-- BEGIN --

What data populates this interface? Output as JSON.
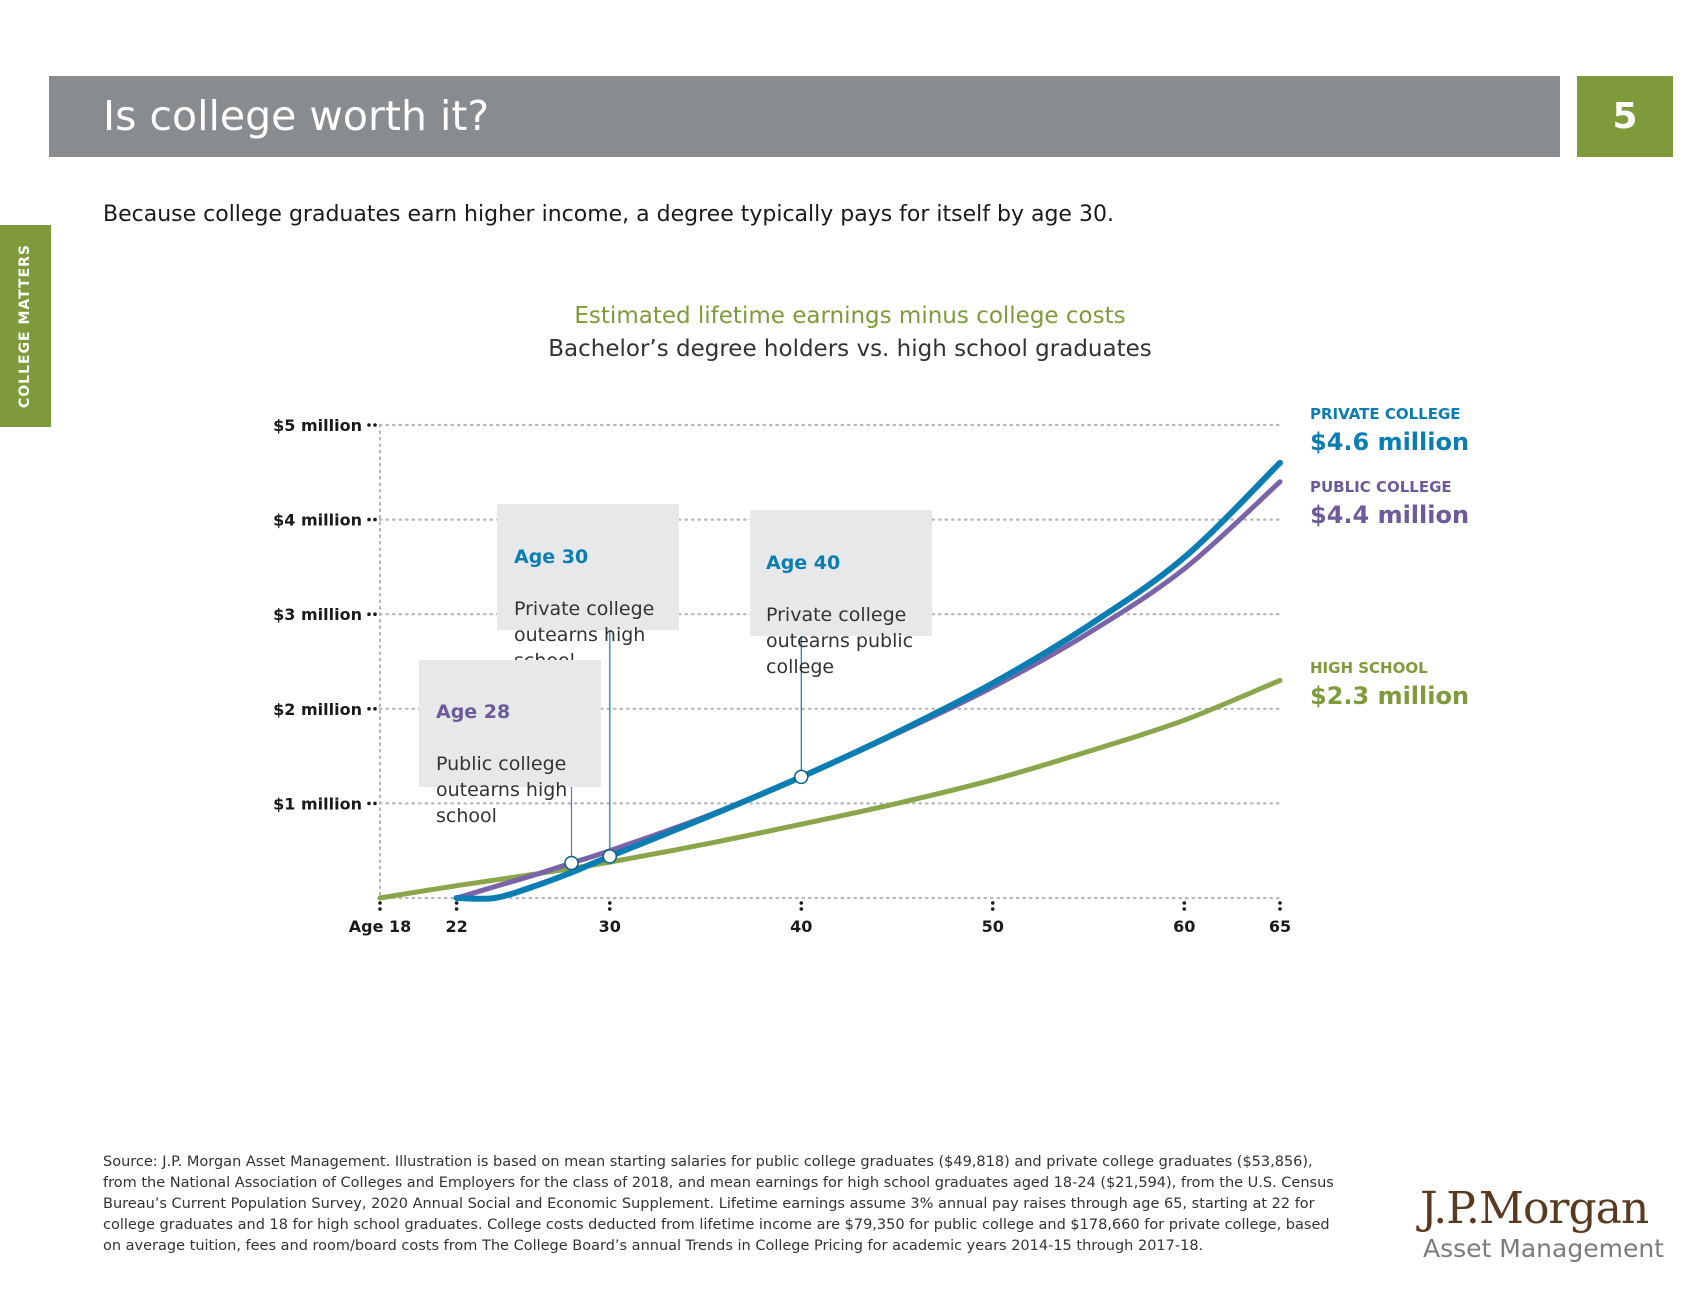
{
  "header": {
    "title": "Is college worth it?",
    "page_number": "5",
    "side_tab": "COLLEGE MATTERS"
  },
  "subtitle": "Because college graduates earn higher income, a degree typically pays for itself by age 30.",
  "colors": {
    "private": "#0a7db3",
    "public": "#7a63a8",
    "high_school": "#8aa54a",
    "accent_green": "#7f9a3a"
  },
  "callouts": [
    {
      "age": "Age 30",
      "text": "Private college\noutearns high\nschool"
    },
    {
      "age": "Age 40",
      "text": "Private college\noutearns public\ncollege"
    },
    {
      "age": "Age 28",
      "text": "Public college\noutearns high\nschool"
    }
  ],
  "legend": {
    "private": {
      "label": "PRIVATE COLLEGE",
      "value": "$4.6 million"
    },
    "public": {
      "label": "PUBLIC COLLEGE",
      "value": "$4.4 million"
    },
    "high_school": {
      "label": "HIGH SCHOOL",
      "value": "$2.3 million"
    }
  },
  "chart_data": {
    "type": "line",
    "title": "Estimated lifetime earnings minus college costs",
    "subtitle": "Bachelor’s degree holders vs. high school graduates",
    "x_ticks": [
      18,
      22,
      30,
      40,
      50,
      60,
      65
    ],
    "x_tick_labels": [
      "Age 18",
      "22",
      "30",
      "40",
      "50",
      "60",
      "65"
    ],
    "y_ticks": [
      1,
      2,
      3,
      4,
      5
    ],
    "y_tick_labels": [
      "$1 million",
      "$2 million",
      "$3 million",
      "$4 million",
      "$5 million"
    ],
    "xlim": [
      18,
      65
    ],
    "ylim": [
      0,
      5
    ],
    "grid": true,
    "series": [
      {
        "name": "PRIVATE COLLEGE",
        "x": [
          22,
          24,
          26,
          28,
          30,
          35,
          40,
          45,
          50,
          55,
          60,
          65
        ],
        "y": [
          0.0,
          0.0,
          0.12,
          0.27,
          0.44,
          0.85,
          1.28,
          1.75,
          2.27,
          2.88,
          3.6,
          4.6
        ]
      },
      {
        "name": "PUBLIC COLLEGE",
        "x": [
          22,
          24,
          26,
          28,
          30,
          35,
          40,
          45,
          50,
          55,
          60,
          65
        ],
        "y": [
          0.0,
          0.12,
          0.24,
          0.37,
          0.5,
          0.86,
          1.28,
          1.74,
          2.23,
          2.8,
          3.48,
          4.4
        ]
      },
      {
        "name": "HIGH SCHOOL",
        "x": [
          18,
          22,
          26,
          30,
          35,
          40,
          45,
          50,
          55,
          60,
          65
        ],
        "y": [
          0.0,
          0.13,
          0.25,
          0.38,
          0.57,
          0.78,
          1.0,
          1.25,
          1.55,
          1.88,
          2.3
        ]
      }
    ],
    "markers": [
      {
        "x": 28,
        "y": 0.37
      },
      {
        "x": 30,
        "y": 0.44
      },
      {
        "x": 40,
        "y": 1.28
      }
    ]
  },
  "source_note": "Source: J.P. Morgan Asset Management. Illustration is based on mean starting salaries for public college graduates ($49,818) and private college graduates ($53,856),\nfrom the National Association of Colleges and Employers for the class of 2018, and mean earnings for high school graduates aged 18-24 ($21,594), from the U.S. Census\nBureau’s Current Population Survey, 2020 Annual Social and Economic Supplement. Lifetime earnings assume 3% annual pay raises through age 65, starting at 22 for\ncollege graduates and 18 for high school graduates. College costs deducted from lifetime income are $79,350 for public college and $178,660 for private college, based\non average tuition, fees and room/board costs from The College Board’s annual Trends in College Pricing for academic years 2014-15 through 2017-18.",
  "logo": {
    "main": "J.P.Morgan",
    "sub": "Asset Management"
  }
}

-- END --

Goal: The records shown above are to be repeated exactly, with the pictures left out.

Exercise output:
What data populates this interface? Output as JSON.
{
  "header": {
    "title": "Is college worth it?",
    "page_number": "5",
    "side_tab": "COLLEGE MATTERS"
  },
  "subtitle": "Because college graduates earn higher income, a degree typically pays for itself by age 30.",
  "colors": {
    "private": "#0a7db3",
    "public": "#7a63a8",
    "high_school": "#8aa54a",
    "accent_green": "#7f9a3a"
  },
  "callouts": [
    {
      "age": "Age 30",
      "text": "Private college\noutearns high\nschool"
    },
    {
      "age": "Age 40",
      "text": "Private college\noutearns public\ncollege"
    },
    {
      "age": "Age 28",
      "text": "Public college\noutearns high\nschool"
    }
  ],
  "legend": {
    "private": {
      "label": "PRIVATE COLLEGE",
      "value": "$4.6 million"
    },
    "public": {
      "label": "PUBLIC COLLEGE",
      "value": "$4.4 million"
    },
    "high_school": {
      "label": "HIGH SCHOOL",
      "value": "$2.3 million"
    }
  },
  "chart_data": {
    "type": "line",
    "title": "Estimated lifetime earnings minus college costs",
    "subtitle": "Bachelor’s degree holders vs. high school graduates",
    "x_ticks": [
      18,
      22,
      30,
      40,
      50,
      60,
      65
    ],
    "x_tick_labels": [
      "Age 18",
      "22",
      "30",
      "40",
      "50",
      "60",
      "65"
    ],
    "y_ticks": [
      1,
      2,
      3,
      4,
      5
    ],
    "y_tick_labels": [
      "$1 million",
      "$2 million",
      "$3 million",
      "$4 million",
      "$5 million"
    ],
    "xlim": [
      18,
      65
    ],
    "ylim": [
      0,
      5
    ],
    "grid": true,
    "series": [
      {
        "name": "PRIVATE COLLEGE",
        "x": [
          22,
          24,
          26,
          28,
          30,
          35,
          40,
          45,
          50,
          55,
          60,
          65
        ],
        "y": [
          0.0,
          0.0,
          0.12,
          0.27,
          0.44,
          0.85,
          1.28,
          1.75,
          2.27,
          2.88,
          3.6,
          4.6
        ]
      },
      {
        "name": "PUBLIC COLLEGE",
        "x": [
          22,
          24,
          26,
          28,
          30,
          35,
          40,
          45,
          50,
          55,
          60,
          65
        ],
        "y": [
          0.0,
          0.12,
          0.24,
          0.37,
          0.5,
          0.86,
          1.28,
          1.74,
          2.23,
          2.8,
          3.48,
          4.4
        ]
      },
      {
        "name": "HIGH SCHOOL",
        "x": [
          18,
          22,
          26,
          30,
          35,
          40,
          45,
          50,
          55,
          60,
          65
        ],
        "y": [
          0.0,
          0.13,
          0.25,
          0.38,
          0.57,
          0.78,
          1.0,
          1.25,
          1.55,
          1.88,
          2.3
        ]
      }
    ],
    "markers": [
      {
        "x": 28,
        "y": 0.37
      },
      {
        "x": 30,
        "y": 0.44
      },
      {
        "x": 40,
        "y": 1.28
      }
    ]
  },
  "source_note": "Source: J.P. Morgan Asset Management. Illustration is based on mean starting salaries for public college graduates ($49,818) and private college graduates ($53,856),\nfrom the National Association of Colleges and Employers for the class of 2018, and mean earnings for high school graduates aged 18-24 ($21,594), from the U.S. Census\nBureau’s Current Population Survey, 2020 Annual Social and Economic Supplement. Lifetime earnings assume 3% annual pay raises through age 65, starting at 22 for\ncollege graduates and 18 for high school graduates. College costs deducted from lifetime income are $79,350 for public college and $178,660 for private college, based\non average tuition, fees and room/board costs from The College Board’s annual Trends in College Pricing for academic years 2014-15 through 2017-18.",
  "logo": {
    "main": "J.P.Morgan",
    "sub": "Asset Management"
  }
}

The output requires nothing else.